== Exercise description ==
The entries below contain pictures. Retype everything except those pictures, exactly as given.

=-=-=-=-=

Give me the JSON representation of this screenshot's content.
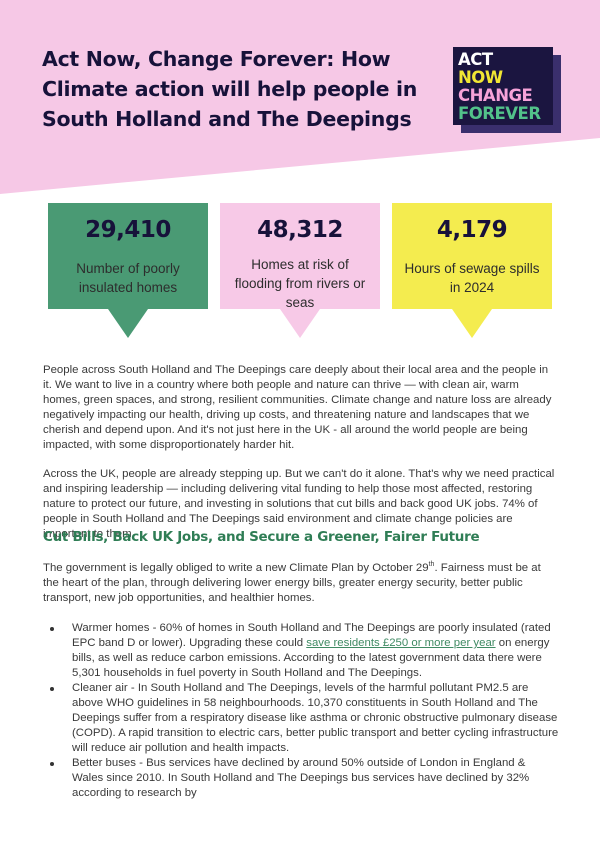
{
  "colors": {
    "pink_band": "#f6c8e6",
    "navy": "#17123a",
    "green_card": "#4a9a74",
    "pink_card": "#f7c9e7",
    "yellow_card": "#f4ec4f",
    "heading_green": "#2f7d55",
    "logo_white": "#ffffff",
    "logo_yellow": "#f1e634",
    "logo_pink": "#f6a2d9",
    "logo_green": "#52c28a"
  },
  "header": {
    "title": "Act Now, Change Forever: How Climate action will help people in South Holland and The Deepings"
  },
  "logo": {
    "line1": "ACT",
    "line2": "NOW",
    "line3": "CHANGE",
    "line4": "FOREVER"
  },
  "stats": [
    {
      "number": "29,410",
      "label": "Number of poorly insulated homes"
    },
    {
      "number": "48,312",
      "label": "Homes at risk of flooding from rivers or seas"
    },
    {
      "number": "4,179",
      "label": "Hours of sewage spills in 2024"
    }
  ],
  "intro": {
    "p1": "People across South Holland and The Deepings care deeply about their local area and the people in it. We want to live in a country where both people and nature can thrive — with clean air, warm homes, green spaces, and strong, resilient communities. Climate change and nature loss are already negatively impacting our health, driving up costs, and threatening nature and landscapes that we cherish and depend upon. And it's not just here in the UK - all around the world people are being impacted, with some disproportionately harder hit.",
    "p2": "Across the UK, people are already stepping up. But we can't do it alone. That's why we need practical and inspiring leadership — including delivering vital funding to help those most affected, restoring nature to protect our future, and investing in solutions that cut bills and back good UK jobs. 74% of people in South Holland and The Deepings said environment and climate change policies are important to them."
  },
  "section": {
    "heading": "Cut Bills, Back UK Jobs, and Secure a Greener, Fairer Future",
    "lead_a": "The government is legally obliged to write a new Climate Plan by October 29",
    "lead_sup": "th",
    "lead_b": ". Fairness must be at the heart of the plan, through delivering lower energy bills, greater energy security, better public transport, new job opportunities, and healthier homes.",
    "bullets": [
      {
        "term": "Warmer homes",
        "text_a": " - 60% of homes in South Holland and The Deepings are poorly insulated (rated EPC band D or lower). Upgrading these could ",
        "link": "save residents £250 or more per year",
        "text_b": " on energy bills, as well as reduce carbon emissions. According to the latest government data there were 5,301 households in fuel poverty in South Holland and The Deepings."
      },
      {
        "term": "Cleaner air",
        "text_a": " - In South Holland and The Deepings, levels of the harmful pollutant PM2.5 are above WHO guidelines in 58 neighbourhoods. 10,370 constituents in South Holland and The Deepings suffer from a respiratory disease like asthma or chronic obstructive pulmonary disease (COPD). A rapid transition to electric cars, better public transport and better cycling infrastructure will reduce air pollution and health impacts."
      },
      {
        "term": "Better buses",
        "text_a": " - Bus services have declined by around 50% outside of London in England & Wales since 2010. In South Holland and The Deepings bus services have declined by 32% according to research by"
      }
    ]
  }
}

=-=-=-=-=

== Full answer ==
Give me the JSON representation of this screenshot's content.
{
  "colors": {
    "pink_band": "#f6c8e6",
    "navy": "#17123a",
    "green_card": "#4a9a74",
    "pink_card": "#f7c9e7",
    "yellow_card": "#f4ec4f",
    "heading_green": "#2f7d55",
    "logo_white": "#ffffff",
    "logo_yellow": "#f1e634",
    "logo_pink": "#f6a2d9",
    "logo_green": "#52c28a"
  },
  "header": {
    "title": "Act Now, Change Forever: How Climate action will help people in South Holland and The Deepings"
  },
  "logo": {
    "line1": "ACT",
    "line2": "NOW",
    "line3": "CHANGE",
    "line4": "FOREVER"
  },
  "stats": [
    {
      "number": "29,410",
      "label": "Number of poorly insulated homes"
    },
    {
      "number": "48,312",
      "label": "Homes at risk of flooding from rivers or seas"
    },
    {
      "number": "4,179",
      "label": "Hours of sewage spills in 2024"
    }
  ],
  "intro": {
    "p1": "People across South Holland and The Deepings care deeply about their local area and the people in it. We want to live in a country where both people and nature can thrive — with clean air, warm homes, green spaces, and strong, resilient communities. Climate change and nature loss are already negatively impacting our health, driving up costs, and threatening nature and landscapes that we cherish and depend upon. And it's not just here in the UK - all around the world people are being impacted, with some disproportionately harder hit.",
    "p2": "Across the UK, people are already stepping up. But we can't do it alone. That's why we need practical and inspiring leadership — including delivering vital funding to help those most affected, restoring nature to protect our future, and investing in solutions that cut bills and back good UK jobs. 74% of people in South Holland and The Deepings said environment and climate change policies are important to them."
  },
  "section": {
    "heading": "Cut Bills, Back UK Jobs, and Secure a Greener, Fairer Future",
    "lead_a": "The government is legally obliged to write a new Climate Plan by October 29",
    "lead_sup": "th",
    "lead_b": ". Fairness must be at the heart of the plan, through delivering lower energy bills, greater energy security, better public transport, new job opportunities, and healthier homes.",
    "bullets": [
      {
        "term": "Warmer homes",
        "text_a": " - 60% of homes in South Holland and The Deepings are poorly insulated (rated EPC band D or lower). Upgrading these could ",
        "link": "save residents £250 or more per year",
        "text_b": " on energy bills, as well as reduce carbon emissions. According to the latest government data there were 5,301 households in fuel poverty in South Holland and The Deepings."
      },
      {
        "term": "Cleaner air",
        "text_a": " - In South Holland and The Deepings, levels of the harmful pollutant PM2.5 are above WHO guidelines in 58 neighbourhoods. 10,370 constituents in South Holland and The Deepings suffer from a respiratory disease like asthma or chronic obstructive pulmonary disease (COPD). A rapid transition to electric cars, better public transport and better cycling infrastructure will reduce air pollution and health impacts."
      },
      {
        "term": "Better buses",
        "text_a": " - Bus services have declined by around 50% outside of London in England & Wales since 2010. In South Holland and The Deepings bus services have declined by 32% according to research by"
      }
    ]
  }
}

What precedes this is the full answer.